• [Task to complete]: Restate each of the lines given below, word for word.

··· Dataset

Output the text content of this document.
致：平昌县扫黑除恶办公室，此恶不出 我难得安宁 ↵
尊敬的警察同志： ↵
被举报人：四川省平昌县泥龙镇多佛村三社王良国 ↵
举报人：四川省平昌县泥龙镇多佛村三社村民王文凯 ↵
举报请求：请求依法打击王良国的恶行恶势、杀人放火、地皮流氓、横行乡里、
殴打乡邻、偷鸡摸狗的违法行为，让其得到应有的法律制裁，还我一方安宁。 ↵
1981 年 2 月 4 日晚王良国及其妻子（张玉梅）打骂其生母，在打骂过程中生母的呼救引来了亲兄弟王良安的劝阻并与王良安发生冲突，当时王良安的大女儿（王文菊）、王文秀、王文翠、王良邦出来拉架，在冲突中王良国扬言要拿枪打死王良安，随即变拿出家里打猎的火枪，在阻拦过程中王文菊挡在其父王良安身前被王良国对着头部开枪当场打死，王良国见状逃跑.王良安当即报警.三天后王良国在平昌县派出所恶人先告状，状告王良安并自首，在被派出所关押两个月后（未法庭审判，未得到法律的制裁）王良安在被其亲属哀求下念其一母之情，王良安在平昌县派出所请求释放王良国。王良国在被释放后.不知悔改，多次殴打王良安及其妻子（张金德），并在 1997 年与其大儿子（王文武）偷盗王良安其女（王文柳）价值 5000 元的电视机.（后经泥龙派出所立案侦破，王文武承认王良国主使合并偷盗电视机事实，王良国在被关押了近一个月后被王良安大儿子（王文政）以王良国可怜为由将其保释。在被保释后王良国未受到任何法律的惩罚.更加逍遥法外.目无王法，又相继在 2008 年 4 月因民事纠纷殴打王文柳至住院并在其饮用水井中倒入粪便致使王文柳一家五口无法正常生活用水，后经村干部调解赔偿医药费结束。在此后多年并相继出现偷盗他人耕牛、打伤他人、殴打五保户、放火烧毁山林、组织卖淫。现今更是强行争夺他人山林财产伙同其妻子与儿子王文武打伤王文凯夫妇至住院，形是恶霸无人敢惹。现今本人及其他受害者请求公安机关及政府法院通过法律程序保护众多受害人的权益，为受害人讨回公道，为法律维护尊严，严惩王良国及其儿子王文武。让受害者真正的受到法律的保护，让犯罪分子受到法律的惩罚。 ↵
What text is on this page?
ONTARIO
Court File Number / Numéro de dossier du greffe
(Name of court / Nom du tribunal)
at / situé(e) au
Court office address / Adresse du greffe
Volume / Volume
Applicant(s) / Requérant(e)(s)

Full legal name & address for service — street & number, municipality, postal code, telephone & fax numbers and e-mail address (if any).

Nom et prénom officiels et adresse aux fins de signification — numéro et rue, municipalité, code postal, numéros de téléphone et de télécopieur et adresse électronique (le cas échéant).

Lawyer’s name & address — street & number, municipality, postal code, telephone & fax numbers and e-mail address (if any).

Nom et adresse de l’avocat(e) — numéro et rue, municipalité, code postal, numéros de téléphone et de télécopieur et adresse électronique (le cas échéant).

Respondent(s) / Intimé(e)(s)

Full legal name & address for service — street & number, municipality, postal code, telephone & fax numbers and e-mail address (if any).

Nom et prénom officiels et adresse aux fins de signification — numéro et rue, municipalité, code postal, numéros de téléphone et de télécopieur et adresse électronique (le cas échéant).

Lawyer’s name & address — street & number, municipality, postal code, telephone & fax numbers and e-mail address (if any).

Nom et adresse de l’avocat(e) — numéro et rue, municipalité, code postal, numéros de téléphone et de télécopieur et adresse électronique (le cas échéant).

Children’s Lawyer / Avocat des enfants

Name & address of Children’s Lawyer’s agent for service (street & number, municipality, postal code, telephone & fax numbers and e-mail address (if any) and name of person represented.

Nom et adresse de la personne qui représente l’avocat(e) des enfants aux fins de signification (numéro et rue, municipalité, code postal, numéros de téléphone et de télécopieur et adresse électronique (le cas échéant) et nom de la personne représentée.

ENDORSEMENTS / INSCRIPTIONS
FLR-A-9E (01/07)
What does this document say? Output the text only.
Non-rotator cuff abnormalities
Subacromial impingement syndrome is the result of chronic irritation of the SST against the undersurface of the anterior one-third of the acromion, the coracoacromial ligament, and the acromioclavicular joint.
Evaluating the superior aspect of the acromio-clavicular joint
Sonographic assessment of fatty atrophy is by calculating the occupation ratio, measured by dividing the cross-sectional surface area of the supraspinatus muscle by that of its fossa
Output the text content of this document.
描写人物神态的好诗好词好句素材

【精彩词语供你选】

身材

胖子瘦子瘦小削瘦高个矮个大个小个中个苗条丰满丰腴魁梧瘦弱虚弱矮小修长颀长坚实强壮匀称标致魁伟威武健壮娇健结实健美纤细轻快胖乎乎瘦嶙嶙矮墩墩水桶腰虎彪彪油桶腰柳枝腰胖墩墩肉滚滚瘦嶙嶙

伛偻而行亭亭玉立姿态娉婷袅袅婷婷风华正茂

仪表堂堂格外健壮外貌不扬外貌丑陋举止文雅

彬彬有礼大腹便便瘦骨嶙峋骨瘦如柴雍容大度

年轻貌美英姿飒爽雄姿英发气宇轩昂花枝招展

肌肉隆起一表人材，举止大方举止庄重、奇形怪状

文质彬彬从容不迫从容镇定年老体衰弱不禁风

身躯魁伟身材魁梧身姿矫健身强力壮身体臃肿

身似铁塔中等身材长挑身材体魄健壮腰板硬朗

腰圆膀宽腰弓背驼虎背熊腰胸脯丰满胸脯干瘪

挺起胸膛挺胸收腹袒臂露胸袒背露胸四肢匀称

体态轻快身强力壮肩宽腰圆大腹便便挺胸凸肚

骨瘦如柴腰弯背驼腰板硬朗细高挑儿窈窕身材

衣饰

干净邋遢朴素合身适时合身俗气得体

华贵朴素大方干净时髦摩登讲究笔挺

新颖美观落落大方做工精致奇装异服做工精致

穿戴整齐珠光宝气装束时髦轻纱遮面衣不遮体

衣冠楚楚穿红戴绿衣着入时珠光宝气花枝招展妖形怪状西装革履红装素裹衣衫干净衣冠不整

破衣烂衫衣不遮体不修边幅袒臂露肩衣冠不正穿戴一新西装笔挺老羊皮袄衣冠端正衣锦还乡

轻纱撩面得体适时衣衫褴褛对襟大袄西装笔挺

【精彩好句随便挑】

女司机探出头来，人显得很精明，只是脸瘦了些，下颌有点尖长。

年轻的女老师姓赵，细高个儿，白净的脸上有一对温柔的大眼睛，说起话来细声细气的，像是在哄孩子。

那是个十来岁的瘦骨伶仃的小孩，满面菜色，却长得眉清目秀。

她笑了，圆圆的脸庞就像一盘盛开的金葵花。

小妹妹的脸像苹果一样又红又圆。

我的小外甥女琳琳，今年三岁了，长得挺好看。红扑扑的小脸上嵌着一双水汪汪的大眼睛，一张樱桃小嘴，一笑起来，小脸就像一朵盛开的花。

······

• [The result]:
Output the text content of this document.
致：平昌县扫黑除恶办公室，此恶不出 我难得安宁 ↵
尊敬的警察同志： ↵
被举报人：四川省平昌县泥龙镇多佛村三社王良国 ↵
举报人：四川省平昌县泥龙镇多佛村三社村民王文凯 ↵
举报请求：请求依法打击王良国的恶行恶势、杀人放火、地皮流氓、横行乡里、
殴打乡邻、偷鸡摸狗的违法行为，让其得到应有的法律制裁，还我一方安宁。 ↵
1981 年 2 月 4 日晚王良国及其妻子（张玉梅）打骂其生母，在打骂过程中生母的呼救引来了亲兄弟王良安的劝阻并与王良安发生冲突，当时王良安的大女儿（王文菊）、王文秀、王文翠、王良邦出来拉架，在冲突中王良国扬言要拿枪打死王良安，随即变拿出家里打猎的火枪，在阻拦过程中王文菊挡在其父王良安身前被王良国对着头部开枪当场打死，王良国见状逃跑.王良安当即报警.三天后王良国在平昌县派出所恶人先告状，状告王良安并自首，在被派出所关押两个月后（未法庭审判，未得到法律的制裁）王良安在被其亲属哀求下念其一母之情，王良安在平昌县派出所请求释放王良国。王良国在被释放后.不知悔改，多次殴打王良安及其妻子（张金德），并在 1997 年与其大儿子（王文武）偷盗王良安其女（王文柳）价值 5000 元的电视机.（后经泥龙派出所立案侦破，王文武承认王良国主使合并偷盗电视机事实，王良国在被关押了近一个月后被王良安大儿子（王文政）以王良国可怜为由将其保释。在被保释后王良国未受到任何法律的惩罚.更加逍遥法外.目无王法，又相继在 2008 年 4 月因民事纠纷殴打王文柳至住院并在其饮用水井中倒入粪便致使王文柳一家五口无法正常生活用水，后经村干部调解赔偿医药费结束。在此后多年并相继出现偷盗他人耕牛、打伤他人、殴打五保户、放火烧毁山林、组织卖淫。现今更是强行争夺他人山林财产伙同其妻子与儿子王文武打伤王文凯夫妇至住院，形是恶霸无人敢惹。现今本人及其他受害者请求公安机关及政府法院通过法律程序保护众多受害人的权益，为受害人讨回公道，为法律维护尊严，严惩王良国及其儿子王文武。让受害者真正的受到法律的保护，让犯罪分子受到法律的惩罚。 ↵
What text is on this page?
ONTARIO
Court File Number / Numéro de dossier du greffe
(Name of court / Nom du tribunal)
at / situé(e) au
Court office address / Adresse du greffe
Volume / Volume
Applicant(s) / Requérant(e)(s)

Full legal name & address for service — street & number, municipality, postal code, telephone & fax numbers and e-mail address (if any).

Nom et prénom officiels et adresse aux fins de signification — numéro et rue, municipalité, code postal, numéros de téléphone et de télécopieur et adresse électronique (le cas échéant).

Lawyer’s name & address — street & number, municipality, postal code, telephone & fax numbers and e-mail address (if any).

Nom et adresse de l’avocat(e) — numéro et rue, municipalité, code postal, numéros de téléphone et de télécopieur et adresse électronique (le cas échéant).

Respondent(s) / Intimé(e)(s)

Full legal name & address for service — street & number, municipality, postal code, telephone & fax numbers and e-mail address (if any).

Nom et prénom officiels et adresse aux fins de signification — numéro et rue, municipalité, code postal, numéros de téléphone et de télécopieur et adresse électronique (le cas échéant).

Lawyer’s name & address — street & number, municipality, postal code, telephone & fax numbers and e-mail address (if any).

Nom et adresse de l’avocat(e) — numéro et rue, municipalité, code postal, numéros de téléphone et de télécopieur et adresse électronique (le cas échéant).

Children’s Lawyer / Avocat des enfants

Name & address of Children’s Lawyer’s agent for service (street & number, municipality, postal code, telephone & fax numbers and e-mail address (if any) and name of person represented.

Nom et adresse de la personne qui représente l’avocat(e) des enfants aux fins de signification (numéro et rue, municipalité, code postal, numéros de téléphone et de télécopieur et adresse électronique (le cas échéant) et nom de la personne représentée.

ENDORSEMENTS / INSCRIPTIONS
FLR-A-9E (01/07)
What does this document say? Output the text only.
Non-rotator cuff abnormalities
Subacromial impingement syndrome is the result of chronic irritation of the SST against the undersurface of the anterior one-third of the acromion, the coracoacromial ligament, and the acromioclavicular joint.
Evaluating the superior aspect of the acromio-clavicular joint
Sonographic assessment of fatty atrophy is by calculating the occupation ratio, measured by dividing the cross-sectional surface area of the supraspinatus muscle by that of its fossa
Output the text content of this document.
描写人物神态的好诗好词好句素材

【精彩词语供你选】

身材

胖子瘦子瘦小削瘦高个矮个大个小个中个苗条丰满丰腴魁梧瘦弱虚弱矮小修长颀长坚实强壮匀称标致魁伟威武健壮娇健结实健美纤细轻快胖乎乎瘦嶙嶙矮墩墩水桶腰虎彪彪油桶腰柳枝腰胖墩墩肉滚滚瘦嶙嶙

伛偻而行亭亭玉立姿态娉婷袅袅婷婷风华正茂

仪表堂堂格外健壮外貌不扬外貌丑陋举止文雅

彬彬有礼大腹便便瘦骨嶙峋骨瘦如柴雍容大度

年轻貌美英姿飒爽雄姿英发气宇轩昂花枝招展

肌肉隆起一表人材，举止大方举止庄重、奇形怪状

文质彬彬从容不迫从容镇定年老体衰弱不禁风

身躯魁伟身材魁梧身姿矫健身强力壮身体臃肿

身似铁塔中等身材长挑身材体魄健壮腰板硬朗

腰圆膀宽腰弓背驼虎背熊腰胸脯丰满胸脯干瘪

挺起胸膛挺胸收腹袒臂露胸袒背露胸四肢匀称

体态轻快身强力壮肩宽腰圆大腹便便挺胸凸肚

骨瘦如柴腰弯背驼腰板硬朗细高挑儿窈窕身材

衣饰

干净邋遢朴素合身适时合身俗气得体

华贵朴素大方干净时髦摩登讲究笔挺

新颖美观落落大方做工精致奇装异服做工精致

穿戴整齐珠光宝气装束时髦轻纱遮面衣不遮体

衣冠楚楚穿红戴绿衣着入时珠光宝气花枝招展妖形怪状西装革履红装素裹衣衫干净衣冠不整

破衣烂衫衣不遮体不修边幅袒臂露肩衣冠不正穿戴一新西装笔挺老羊皮袄衣冠端正衣锦还乡

轻纱撩面得体适时衣衫褴褛对襟大袄西装笔挺

【精彩好句随便挑】

女司机探出头来，人显得很精明，只是脸瘦了些，下颌有点尖长。

年轻的女老师姓赵，细高个儿，白净的脸上有一对温柔的大眼睛，说起话来细声细气的，像是在哄孩子。

那是个十来岁的瘦骨伶仃的小孩，满面菜色，却长得眉清目秀。

她笑了，圆圆的脸庞就像一盘盛开的金葵花。

小妹妹的脸像苹果一样又红又圆。

我的小外甥女琳琳，今年三岁了，长得挺好看。红扑扑的小脸上嵌着一双水汪汪的大眼睛，一张樱桃小嘴，一笑起来，小脸就像一朵盛开的花。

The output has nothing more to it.